Set down all of the entries word for word, omitting the images they contain.

START Exercise input

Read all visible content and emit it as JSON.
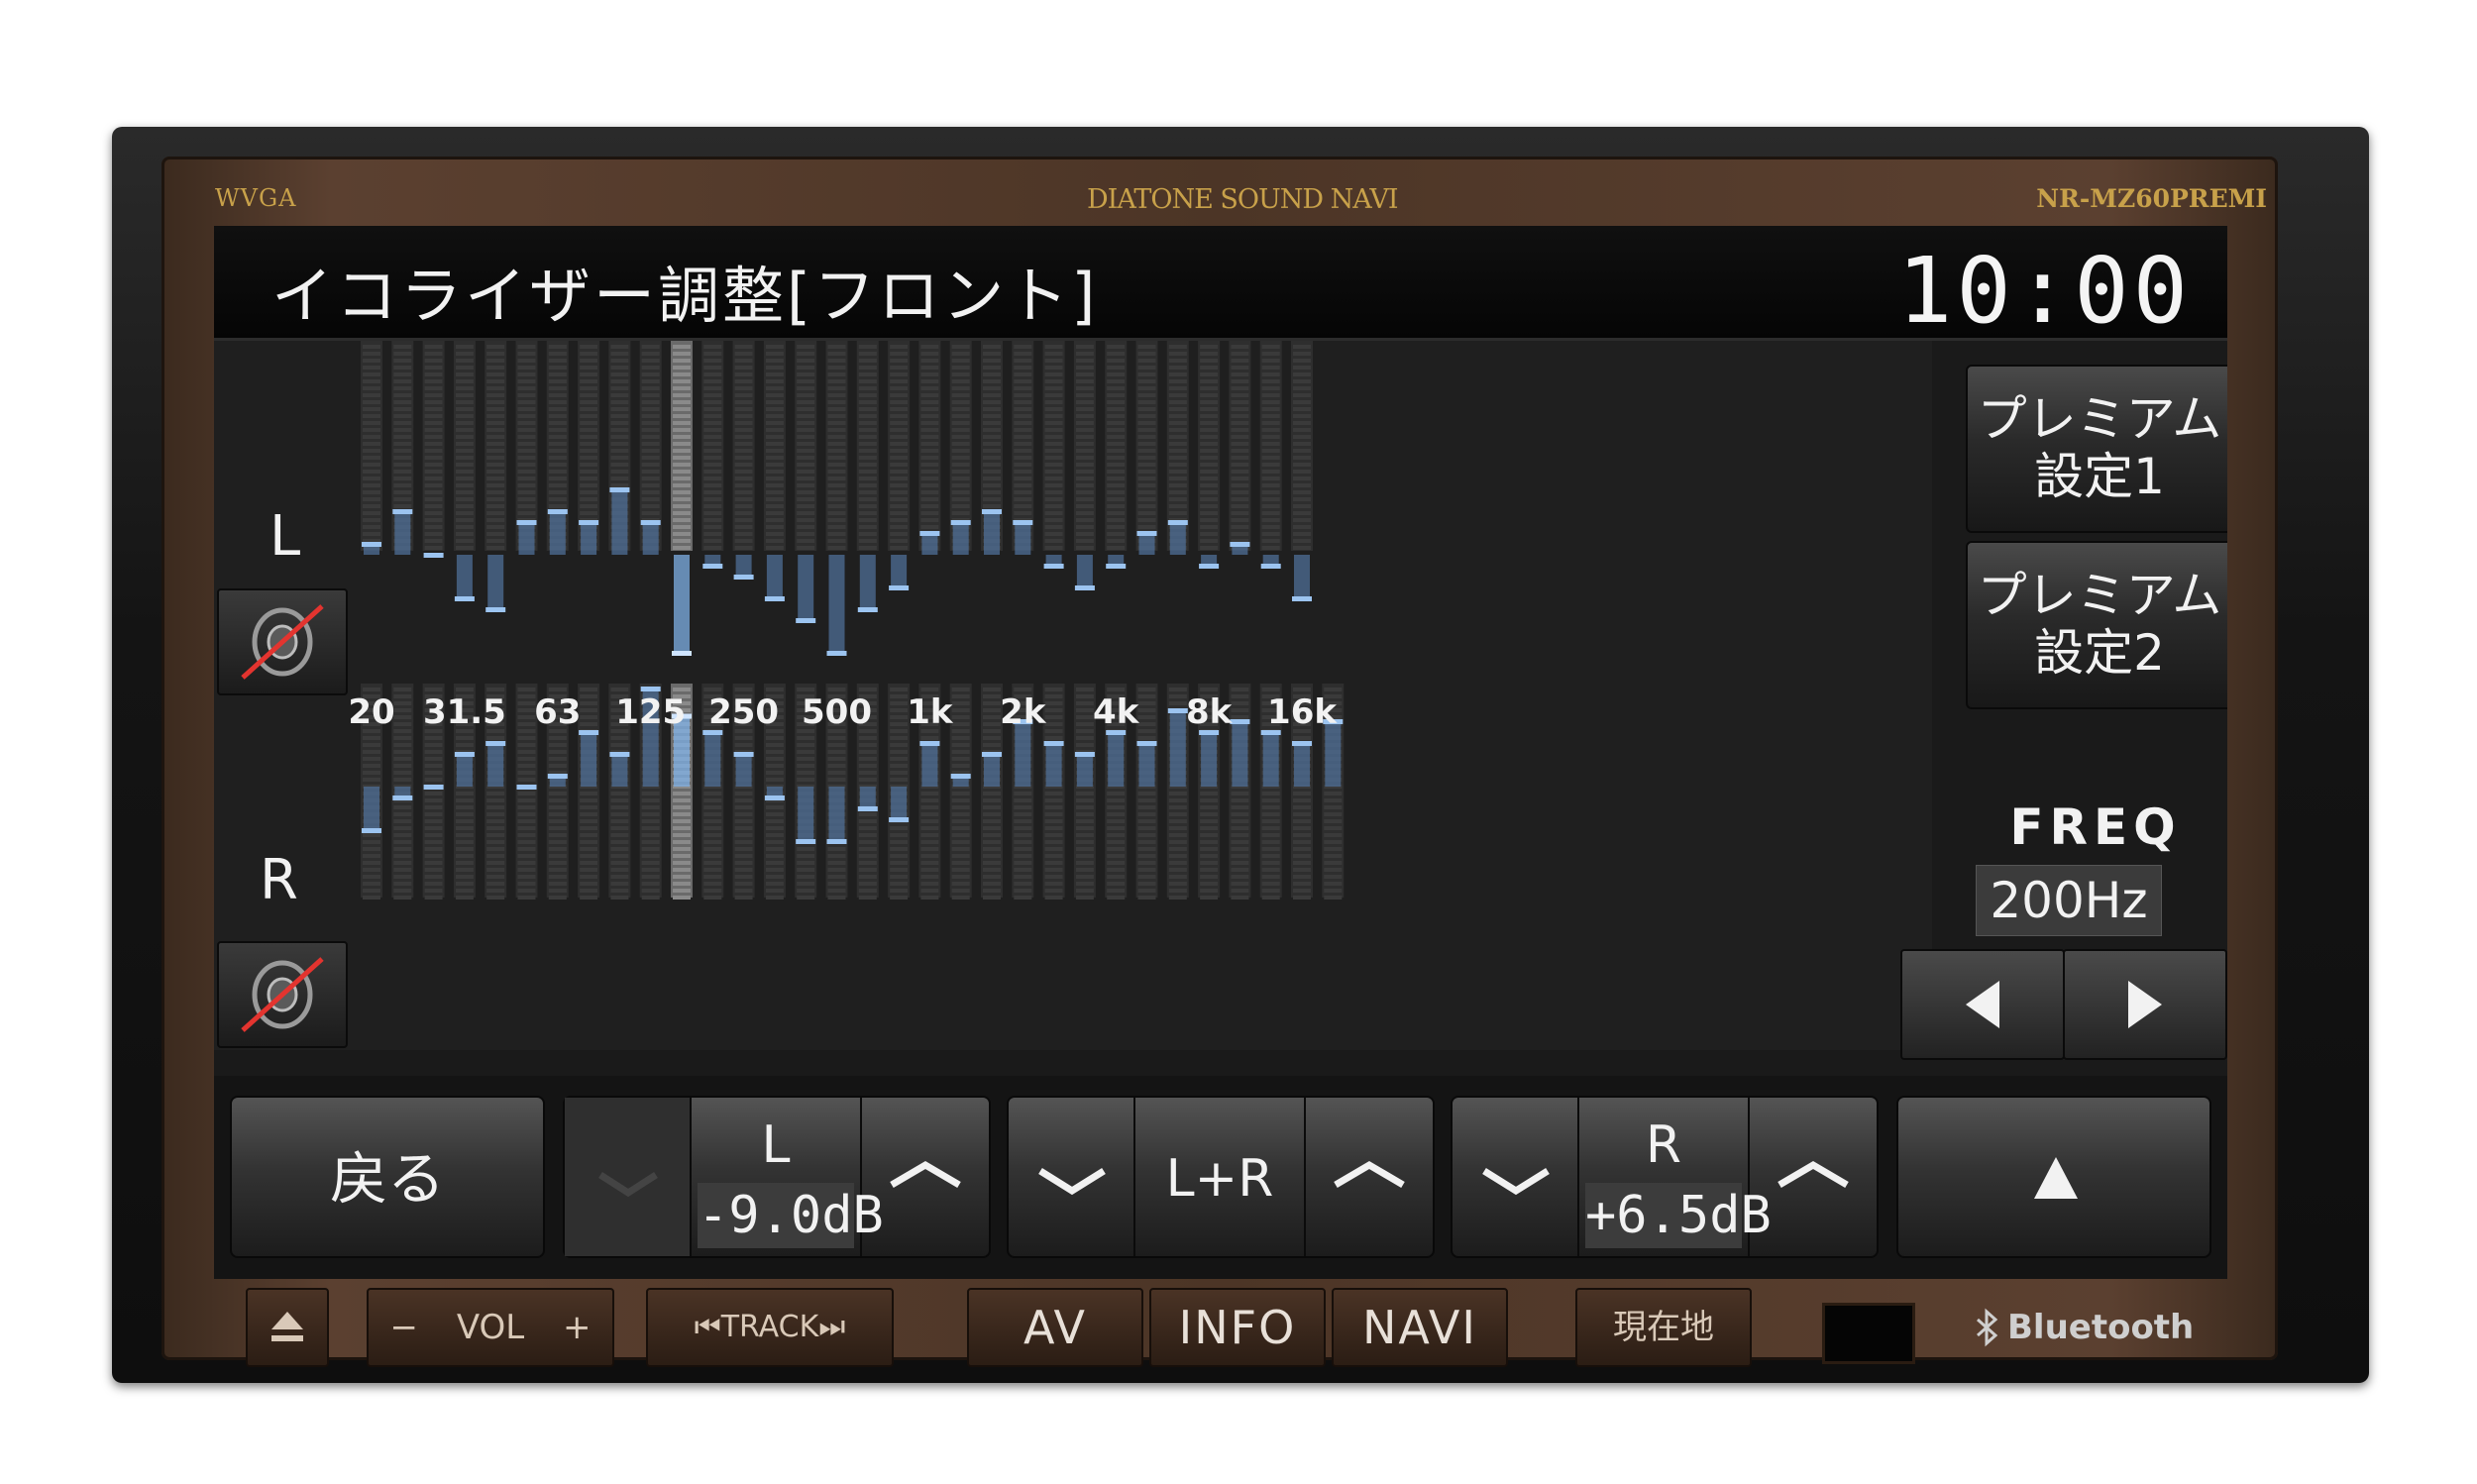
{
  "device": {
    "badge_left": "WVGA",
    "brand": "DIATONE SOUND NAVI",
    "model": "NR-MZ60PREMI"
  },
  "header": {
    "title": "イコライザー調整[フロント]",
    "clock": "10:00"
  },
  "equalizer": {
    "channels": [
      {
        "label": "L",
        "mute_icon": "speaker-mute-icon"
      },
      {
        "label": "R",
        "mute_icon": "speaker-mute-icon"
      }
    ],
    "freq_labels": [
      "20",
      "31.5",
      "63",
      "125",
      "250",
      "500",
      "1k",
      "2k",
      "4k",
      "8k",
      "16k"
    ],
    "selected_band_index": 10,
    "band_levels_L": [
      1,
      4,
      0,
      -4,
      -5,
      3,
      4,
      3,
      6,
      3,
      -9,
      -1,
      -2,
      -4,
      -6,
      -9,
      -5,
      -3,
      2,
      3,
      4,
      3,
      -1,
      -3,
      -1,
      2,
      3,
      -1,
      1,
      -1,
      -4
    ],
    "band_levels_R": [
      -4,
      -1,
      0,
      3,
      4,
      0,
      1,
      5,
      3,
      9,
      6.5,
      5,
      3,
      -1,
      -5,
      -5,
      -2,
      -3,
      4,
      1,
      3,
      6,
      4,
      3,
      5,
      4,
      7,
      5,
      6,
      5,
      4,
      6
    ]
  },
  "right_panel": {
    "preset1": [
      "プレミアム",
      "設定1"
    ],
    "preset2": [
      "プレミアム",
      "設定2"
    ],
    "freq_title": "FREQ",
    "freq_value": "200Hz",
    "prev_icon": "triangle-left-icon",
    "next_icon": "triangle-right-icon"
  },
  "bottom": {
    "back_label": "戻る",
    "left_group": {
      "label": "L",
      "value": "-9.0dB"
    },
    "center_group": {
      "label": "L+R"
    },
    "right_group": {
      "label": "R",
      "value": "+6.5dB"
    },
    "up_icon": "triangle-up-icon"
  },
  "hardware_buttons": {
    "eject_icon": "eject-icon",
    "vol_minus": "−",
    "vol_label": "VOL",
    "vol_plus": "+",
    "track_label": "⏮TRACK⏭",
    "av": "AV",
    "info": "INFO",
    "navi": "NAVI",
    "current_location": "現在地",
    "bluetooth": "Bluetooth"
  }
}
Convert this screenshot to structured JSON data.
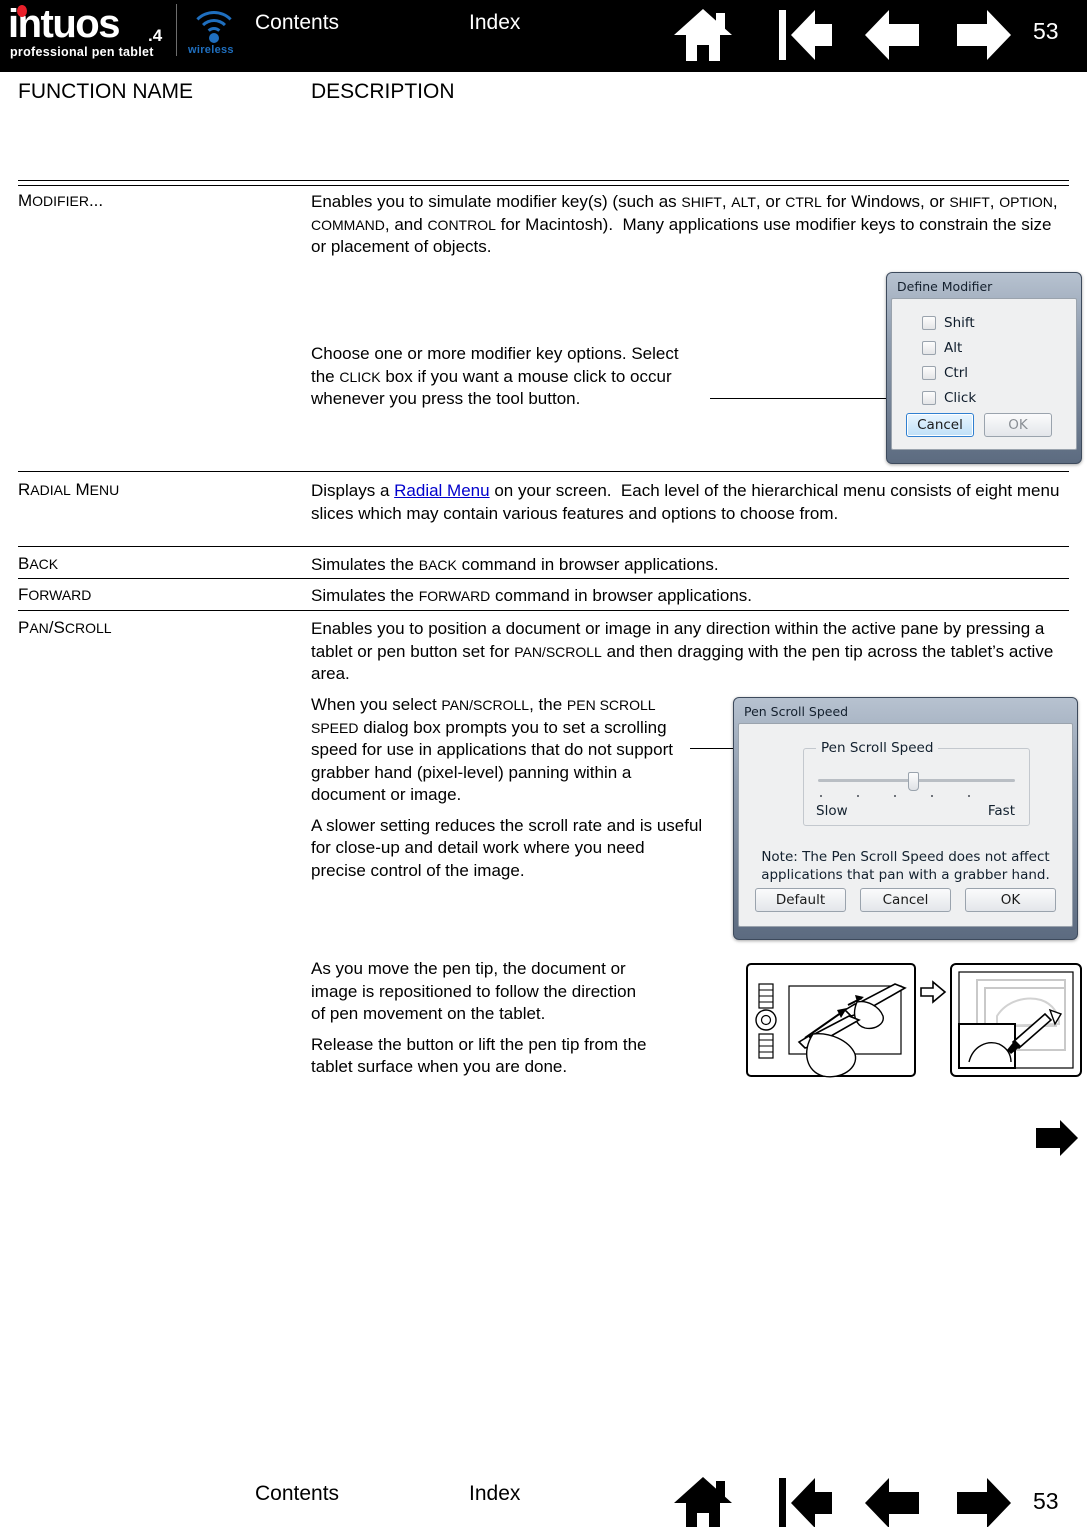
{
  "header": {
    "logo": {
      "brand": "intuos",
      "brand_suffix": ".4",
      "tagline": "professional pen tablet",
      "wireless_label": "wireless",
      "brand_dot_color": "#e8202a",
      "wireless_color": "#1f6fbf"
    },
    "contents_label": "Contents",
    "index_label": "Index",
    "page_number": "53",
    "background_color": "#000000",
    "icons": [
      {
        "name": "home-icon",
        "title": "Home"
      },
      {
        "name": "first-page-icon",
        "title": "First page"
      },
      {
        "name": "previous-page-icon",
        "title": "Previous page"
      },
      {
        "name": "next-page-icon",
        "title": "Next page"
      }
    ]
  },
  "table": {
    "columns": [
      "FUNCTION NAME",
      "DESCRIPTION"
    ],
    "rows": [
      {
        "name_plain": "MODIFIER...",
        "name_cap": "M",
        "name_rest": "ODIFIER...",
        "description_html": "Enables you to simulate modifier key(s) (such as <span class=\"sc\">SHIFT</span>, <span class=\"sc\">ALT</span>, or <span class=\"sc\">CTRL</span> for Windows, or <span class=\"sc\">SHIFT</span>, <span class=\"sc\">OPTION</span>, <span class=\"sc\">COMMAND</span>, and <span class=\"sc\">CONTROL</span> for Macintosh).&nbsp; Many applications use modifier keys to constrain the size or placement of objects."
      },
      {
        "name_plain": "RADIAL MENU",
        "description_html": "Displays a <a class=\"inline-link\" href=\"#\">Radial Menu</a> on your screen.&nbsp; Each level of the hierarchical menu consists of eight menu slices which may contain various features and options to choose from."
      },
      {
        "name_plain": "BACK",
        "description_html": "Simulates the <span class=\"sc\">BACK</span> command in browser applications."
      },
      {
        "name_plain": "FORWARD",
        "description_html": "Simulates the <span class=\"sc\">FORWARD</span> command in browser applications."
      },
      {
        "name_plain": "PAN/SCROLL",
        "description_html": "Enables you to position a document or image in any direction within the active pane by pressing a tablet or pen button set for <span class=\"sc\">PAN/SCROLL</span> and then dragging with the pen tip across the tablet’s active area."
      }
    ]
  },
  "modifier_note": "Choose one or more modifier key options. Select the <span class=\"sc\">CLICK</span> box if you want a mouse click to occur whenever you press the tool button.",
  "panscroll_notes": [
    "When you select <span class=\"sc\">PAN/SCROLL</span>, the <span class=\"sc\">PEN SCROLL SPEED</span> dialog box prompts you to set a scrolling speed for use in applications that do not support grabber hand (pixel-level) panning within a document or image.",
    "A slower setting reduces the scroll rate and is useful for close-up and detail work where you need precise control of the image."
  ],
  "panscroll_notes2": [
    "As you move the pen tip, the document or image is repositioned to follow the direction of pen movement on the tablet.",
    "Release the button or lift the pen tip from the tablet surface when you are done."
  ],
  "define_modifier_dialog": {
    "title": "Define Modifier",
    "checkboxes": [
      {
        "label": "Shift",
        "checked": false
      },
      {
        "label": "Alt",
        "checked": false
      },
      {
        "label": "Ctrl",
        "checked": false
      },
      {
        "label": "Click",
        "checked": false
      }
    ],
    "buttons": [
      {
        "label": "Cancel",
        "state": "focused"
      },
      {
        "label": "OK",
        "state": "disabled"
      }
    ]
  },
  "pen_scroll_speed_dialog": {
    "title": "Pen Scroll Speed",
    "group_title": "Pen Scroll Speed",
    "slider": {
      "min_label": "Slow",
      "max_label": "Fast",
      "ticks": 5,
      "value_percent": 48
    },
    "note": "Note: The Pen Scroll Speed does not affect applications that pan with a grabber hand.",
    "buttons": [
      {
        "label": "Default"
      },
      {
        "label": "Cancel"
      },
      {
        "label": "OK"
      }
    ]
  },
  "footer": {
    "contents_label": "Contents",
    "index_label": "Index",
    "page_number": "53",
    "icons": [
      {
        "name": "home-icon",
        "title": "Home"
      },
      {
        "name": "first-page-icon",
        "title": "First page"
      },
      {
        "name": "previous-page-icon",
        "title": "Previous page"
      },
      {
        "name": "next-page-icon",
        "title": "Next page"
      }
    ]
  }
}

END Exercise input

- [Full answer]:
Read all visible content and emit it as JSON.
{
  "device": {
    "badge_left": "WVGA",
    "brand": "DIATONE SOUND NAVI",
    "model": "NR-MZ60PREMI"
  },
  "header": {
    "title": "イコライザー調整[フロント]",
    "clock": "10:00"
  },
  "equalizer": {
    "channels": [
      {
        "label": "L",
        "mute_icon": "speaker-mute-icon"
      },
      {
        "label": "R",
        "mute_icon": "speaker-mute-icon"
      }
    ],
    "freq_labels": [
      "20",
      "31.5",
      "63",
      "125",
      "250",
      "500",
      "1k",
      "2k",
      "4k",
      "8k",
      "16k"
    ],
    "selected_band_index": 10,
    "band_levels_L": [
      1,
      4,
      0,
      -4,
      -5,
      3,
      4,
      3,
      6,
      3,
      -9,
      -1,
      -2,
      -4,
      -6,
      -9,
      -5,
      -3,
      2,
      3,
      4,
      3,
      -1,
      -3,
      -1,
      2,
      3,
      -1,
      1,
      -1,
      -4
    ],
    "band_levels_R": [
      -4,
      -1,
      0,
      3,
      4,
      0,
      1,
      5,
      3,
      9,
      6.5,
      5,
      3,
      -1,
      -5,
      -5,
      -2,
      -3,
      4,
      1,
      3,
      6,
      4,
      3,
      5,
      4,
      7,
      5,
      6,
      5,
      4,
      6
    ]
  },
  "right_panel": {
    "preset1": [
      "プレミアム",
      "設定1"
    ],
    "preset2": [
      "プレミアム",
      "設定2"
    ],
    "freq_title": "FREQ",
    "freq_value": "200Hz",
    "prev_icon": "triangle-left-icon",
    "next_icon": "triangle-right-icon"
  },
  "bottom": {
    "back_label": "戻る",
    "left_group": {
      "label": "L",
      "value": "-9.0dB"
    },
    "center_group": {
      "label": "L+R"
    },
    "right_group": {
      "label": "R",
      "value": "+6.5dB"
    },
    "up_icon": "triangle-up-icon"
  },
  "hardware_buttons": {
    "eject_icon": "eject-icon",
    "vol_minus": "−",
    "vol_label": "VOL",
    "vol_plus": "+",
    "track_label": "⏮TRACK⏭",
    "av": "AV",
    "info": "INFO",
    "navi": "NAVI",
    "current_location": "現在地",
    "bluetooth": "Bluetooth"
  }
}
Convert this screenshot to structured JSON data.
{
  "header": {
    "logo": {
      "brand": "intuos",
      "brand_suffix": ".4",
      "tagline": "professional pen tablet",
      "wireless_label": "wireless",
      "brand_dot_color": "#e8202a",
      "wireless_color": "#1f6fbf"
    },
    "contents_label": "Contents",
    "index_label": "Index",
    "page_number": "53",
    "background_color": "#000000",
    "icons": [
      {
        "name": "home-icon",
        "title": "Home"
      },
      {
        "name": "first-page-icon",
        "title": "First page"
      },
      {
        "name": "previous-page-icon",
        "title": "Previous page"
      },
      {
        "name": "next-page-icon",
        "title": "Next page"
      }
    ]
  },
  "table": {
    "columns": [
      "FUNCTION NAME",
      "DESCRIPTION"
    ],
    "rows": [
      {
        "name_plain": "MODIFIER...",
        "name_cap": "M",
        "name_rest": "ODIFIER...",
        "description_html": "Enables you to simulate modifier key(s) (such as <span class=\"sc\">SHIFT</span>, <span class=\"sc\">ALT</span>, or <span class=\"sc\">CTRL</span> for Windows, or <span class=\"sc\">SHIFT</span>, <span class=\"sc\">OPTION</span>, <span class=\"sc\">COMMAND</span>, and <span class=\"sc\">CONTROL</span> for Macintosh).&nbsp; Many applications use modifier keys to constrain the size or placement of objects."
      },
      {
        "name_plain": "RADIAL MENU",
        "description_html": "Displays a <a class=\"inline-link\" href=\"#\">Radial Menu</a> on your screen.&nbsp; Each level of the hierarchical menu consists of eight menu slices which may contain various features and options to choose from."
      },
      {
        "name_plain": "BACK",
        "description_html": "Simulates the <span class=\"sc\">BACK</span> command in browser applications."
      },
      {
        "name_plain": "FORWARD",
        "description_html": "Simulates the <span class=\"sc\">FORWARD</span> command in browser applications."
      },
      {
        "name_plain": "PAN/SCROLL",
        "description_html": "Enables you to position a document or image in any direction within the active pane by pressing a tablet or pen button set for <span class=\"sc\">PAN/SCROLL</span> and then dragging with the pen tip across the tablet’s active area."
      }
    ]
  },
  "modifier_note": "Choose one or more modifier key options. Select the <span class=\"sc\">CLICK</span> box if you want a mouse click to occur whenever you press the tool button.",
  "panscroll_notes": [
    "When you select <span class=\"sc\">PAN/SCROLL</span>, the <span class=\"sc\">PEN SCROLL SPEED</span> dialog box prompts you to set a scrolling speed for use in applications that do not support grabber hand (pixel-level) panning within a document or image.",
    "A slower setting reduces the scroll rate and is useful for close-up and detail work where you need precise control of the image."
  ],
  "panscroll_notes2": [
    "As you move the pen tip, the document or image is repositioned to follow the direction of pen movement on the tablet.",
    "Release the button or lift the pen tip from the tablet surface when you are done."
  ],
  "define_modifier_dialog": {
    "title": "Define Modifier",
    "checkboxes": [
      {
        "label": "Shift",
        "checked": false
      },
      {
        "label": "Alt",
        "checked": false
      },
      {
        "label": "Ctrl",
        "checked": false
      },
      {
        "label": "Click",
        "checked": false
      }
    ],
    "buttons": [
      {
        "label": "Cancel",
        "state": "focused"
      },
      {
        "label": "OK",
        "state": "disabled"
      }
    ]
  },
  "pen_scroll_speed_dialog": {
    "title": "Pen Scroll Speed",
    "group_title": "Pen Scroll Speed",
    "slider": {
      "min_label": "Slow",
      "max_label": "Fast",
      "ticks": 5,
      "value_percent": 48
    },
    "note": "Note: The Pen Scroll Speed does not affect applications that pan with a grabber hand.",
    "buttons": [
      {
        "label": "Default"
      },
      {
        "label": "Cancel"
      },
      {
        "label": "OK"
      }
    ]
  },
  "footer": {
    "contents_label": "Contents",
    "index_label": "Index",
    "page_number": "53",
    "icons": [
      {
        "name": "home-icon",
        "title": "Home"
      },
      {
        "name": "first-page-icon",
        "title": "First page"
      },
      {
        "name": "previous-page-icon",
        "title": "Previous page"
      },
      {
        "name": "next-page-icon",
        "title": "Next page"
      }
    ]
  }
}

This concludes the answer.